Given instruction. Copy the entire listing below verbatim, line for line, without changing anything.

Given records.
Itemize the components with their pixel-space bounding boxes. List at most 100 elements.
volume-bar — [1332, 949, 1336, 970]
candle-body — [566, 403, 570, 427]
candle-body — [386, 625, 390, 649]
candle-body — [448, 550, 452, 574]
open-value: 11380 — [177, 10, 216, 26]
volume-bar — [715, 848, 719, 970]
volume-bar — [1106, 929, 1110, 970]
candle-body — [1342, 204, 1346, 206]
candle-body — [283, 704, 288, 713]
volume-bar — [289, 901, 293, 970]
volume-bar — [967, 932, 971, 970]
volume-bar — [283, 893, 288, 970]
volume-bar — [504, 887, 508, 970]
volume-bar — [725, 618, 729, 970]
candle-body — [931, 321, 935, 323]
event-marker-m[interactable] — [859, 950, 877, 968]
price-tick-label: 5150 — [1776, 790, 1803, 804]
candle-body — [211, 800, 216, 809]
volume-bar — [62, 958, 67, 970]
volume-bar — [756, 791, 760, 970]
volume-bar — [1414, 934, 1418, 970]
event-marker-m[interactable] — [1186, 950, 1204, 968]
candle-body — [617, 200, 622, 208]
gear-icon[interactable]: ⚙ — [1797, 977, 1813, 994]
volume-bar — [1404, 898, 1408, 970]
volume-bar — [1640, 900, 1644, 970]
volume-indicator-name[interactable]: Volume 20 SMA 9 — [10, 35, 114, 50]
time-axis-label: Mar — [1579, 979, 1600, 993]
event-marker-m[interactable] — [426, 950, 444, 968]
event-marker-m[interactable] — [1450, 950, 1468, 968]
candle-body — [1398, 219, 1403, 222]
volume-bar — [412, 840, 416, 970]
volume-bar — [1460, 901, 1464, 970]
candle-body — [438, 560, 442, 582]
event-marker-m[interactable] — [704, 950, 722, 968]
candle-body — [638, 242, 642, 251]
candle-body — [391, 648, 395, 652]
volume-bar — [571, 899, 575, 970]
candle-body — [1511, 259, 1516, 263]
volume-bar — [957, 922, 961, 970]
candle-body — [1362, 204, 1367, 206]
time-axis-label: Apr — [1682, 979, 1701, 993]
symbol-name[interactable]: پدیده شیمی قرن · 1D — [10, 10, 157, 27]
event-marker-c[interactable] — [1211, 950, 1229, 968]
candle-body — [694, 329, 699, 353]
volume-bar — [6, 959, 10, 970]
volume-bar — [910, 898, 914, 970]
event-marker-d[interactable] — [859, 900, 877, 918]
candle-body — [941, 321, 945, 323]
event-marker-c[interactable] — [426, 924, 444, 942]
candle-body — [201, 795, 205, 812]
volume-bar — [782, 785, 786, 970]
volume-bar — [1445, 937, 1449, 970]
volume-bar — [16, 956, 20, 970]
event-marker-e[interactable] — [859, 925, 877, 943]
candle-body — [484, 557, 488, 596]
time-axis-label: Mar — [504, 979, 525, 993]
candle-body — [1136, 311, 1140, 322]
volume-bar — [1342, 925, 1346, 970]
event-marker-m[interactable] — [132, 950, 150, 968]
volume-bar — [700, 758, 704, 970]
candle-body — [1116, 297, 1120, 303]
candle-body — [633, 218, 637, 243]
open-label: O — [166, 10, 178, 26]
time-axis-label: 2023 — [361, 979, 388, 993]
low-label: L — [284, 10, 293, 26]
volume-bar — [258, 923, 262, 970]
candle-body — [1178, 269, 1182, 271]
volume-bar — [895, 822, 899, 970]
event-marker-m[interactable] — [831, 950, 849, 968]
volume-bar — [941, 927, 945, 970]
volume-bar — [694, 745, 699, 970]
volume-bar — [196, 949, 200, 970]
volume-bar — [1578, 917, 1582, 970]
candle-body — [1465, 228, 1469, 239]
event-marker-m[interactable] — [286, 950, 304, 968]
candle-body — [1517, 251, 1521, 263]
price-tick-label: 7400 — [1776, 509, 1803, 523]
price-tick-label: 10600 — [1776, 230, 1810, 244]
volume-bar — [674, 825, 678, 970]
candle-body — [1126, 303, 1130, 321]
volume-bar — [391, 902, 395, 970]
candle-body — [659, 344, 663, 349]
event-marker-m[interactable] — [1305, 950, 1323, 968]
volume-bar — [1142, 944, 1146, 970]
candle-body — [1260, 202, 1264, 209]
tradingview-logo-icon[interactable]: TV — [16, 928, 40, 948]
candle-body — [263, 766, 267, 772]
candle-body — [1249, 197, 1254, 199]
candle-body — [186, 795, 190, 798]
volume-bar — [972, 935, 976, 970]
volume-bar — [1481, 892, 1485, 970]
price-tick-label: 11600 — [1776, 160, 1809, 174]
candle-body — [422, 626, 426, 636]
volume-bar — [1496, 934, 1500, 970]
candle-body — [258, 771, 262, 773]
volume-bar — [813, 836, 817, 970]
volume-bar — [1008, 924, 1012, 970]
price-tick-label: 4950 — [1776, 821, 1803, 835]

Output for this task.
Itemize the components with their pixel-space bounding boxes. List at most 100 elements.
volume-bar — [1332, 949, 1336, 970]
candle-body — [566, 403, 570, 427]
candle-body — [386, 625, 390, 649]
candle-body — [448, 550, 452, 574]
open-value: 11380 — [177, 10, 216, 26]
volume-bar — [715, 848, 719, 970]
volume-bar — [1106, 929, 1110, 970]
candle-body — [1342, 204, 1346, 206]
candle-body — [283, 704, 288, 713]
volume-bar — [289, 901, 293, 970]
volume-bar — [967, 932, 971, 970]
volume-bar — [283, 893, 288, 970]
volume-bar — [504, 887, 508, 970]
volume-bar — [725, 618, 729, 970]
candle-body — [931, 321, 935, 323]
event-marker-m[interactable] — [859, 950, 877, 968]
price-tick-label: 5150 — [1776, 790, 1803, 804]
candle-body — [211, 800, 216, 809]
volume-bar — [62, 958, 67, 970]
volume-bar — [756, 791, 760, 970]
volume-bar — [1414, 934, 1418, 970]
event-marker-m[interactable] — [1186, 950, 1204, 968]
candle-body — [617, 200, 622, 208]
gear-icon[interactable]: ⚙ — [1797, 977, 1813, 994]
volume-bar — [1404, 898, 1408, 970]
volume-bar — [1640, 900, 1644, 970]
volume-indicator-name[interactable]: Volume 20 SMA 9 — [10, 35, 114, 50]
time-axis-label: Mar — [1579, 979, 1600, 993]
event-marker-m[interactable] — [426, 950, 444, 968]
event-marker-m[interactable] — [1450, 950, 1468, 968]
candle-body — [1398, 219, 1403, 222]
volume-bar — [412, 840, 416, 970]
volume-bar — [1460, 901, 1464, 970]
candle-body — [438, 560, 442, 582]
event-marker-m[interactable] — [704, 950, 722, 968]
candle-body — [638, 242, 642, 251]
candle-body — [391, 648, 395, 652]
volume-bar — [571, 899, 575, 970]
candle-body — [1511, 259, 1516, 263]
volume-bar — [957, 922, 961, 970]
candle-body — [1362, 204, 1367, 206]
time-axis-label: Apr — [1682, 979, 1701, 993]
symbol-name[interactable]: پدیده شیمی قرن · 1D — [10, 10, 157, 27]
event-marker-c[interactable] — [1211, 950, 1229, 968]
candle-body — [694, 329, 699, 353]
volume-bar — [6, 959, 10, 970]
volume-bar — [910, 898, 914, 970]
event-marker-d[interactable] — [859, 900, 877, 918]
candle-body — [941, 321, 945, 323]
event-marker-c[interactable] — [426, 924, 444, 942]
candle-body — [201, 795, 205, 812]
volume-bar — [782, 785, 786, 970]
volume-bar — [1445, 937, 1449, 970]
volume-bar — [16, 956, 20, 970]
event-marker-e[interactable] — [859, 925, 877, 943]
candle-body — [484, 557, 488, 596]
time-axis-label: Mar — [504, 979, 525, 993]
candle-body — [1136, 311, 1140, 322]
volume-bar — [1342, 925, 1346, 970]
event-marker-m[interactable] — [132, 950, 150, 968]
volume-bar — [700, 758, 704, 970]
candle-body — [1116, 297, 1120, 303]
candle-body — [633, 218, 637, 243]
open-label: O — [166, 10, 178, 26]
time-axis-label: 2023 — [361, 979, 388, 993]
low-label: L — [284, 10, 293, 26]
volume-bar — [258, 923, 262, 970]
candle-body — [1178, 269, 1182, 271]
volume-bar — [895, 822, 899, 970]
event-marker-m[interactable] — [831, 950, 849, 968]
volume-bar — [941, 927, 945, 970]
volume-bar — [694, 745, 699, 970]
volume-bar — [196, 949, 200, 970]
volume-bar — [1578, 917, 1582, 970]
candle-body — [1465, 228, 1469, 239]
event-marker-m[interactable] — [286, 950, 304, 968]
candle-body — [1517, 251, 1521, 263]
price-tick-label: 7400 — [1776, 509, 1803, 523]
price-tick-label: 10600 — [1776, 230, 1810, 244]
volume-bar — [674, 825, 678, 970]
candle-body — [1126, 303, 1130, 321]
volume-bar — [391, 902, 395, 970]
candle-body — [659, 344, 663, 349]
event-marker-m[interactable] — [1305, 950, 1323, 968]
volume-bar — [1142, 944, 1146, 970]
candle-body — [1260, 202, 1264, 209]
tradingview-logo-icon[interactable]: TV — [16, 928, 40, 948]
candle-body — [263, 766, 267, 772]
candle-body — [1249, 197, 1254, 199]
candle-body — [186, 795, 190, 798]
volume-bar — [972, 935, 976, 970]
volume-bar — [1481, 892, 1485, 970]
price-tick-label: 11600 — [1776, 160, 1809, 174]
candle-body — [422, 626, 426, 636]
volume-bar — [1496, 934, 1500, 970]
candle-body — [258, 771, 262, 773]
volume-bar — [813, 836, 817, 970]
volume-bar — [1008, 924, 1012, 970]
price-tick-label: 4950 — [1776, 821, 1803, 835]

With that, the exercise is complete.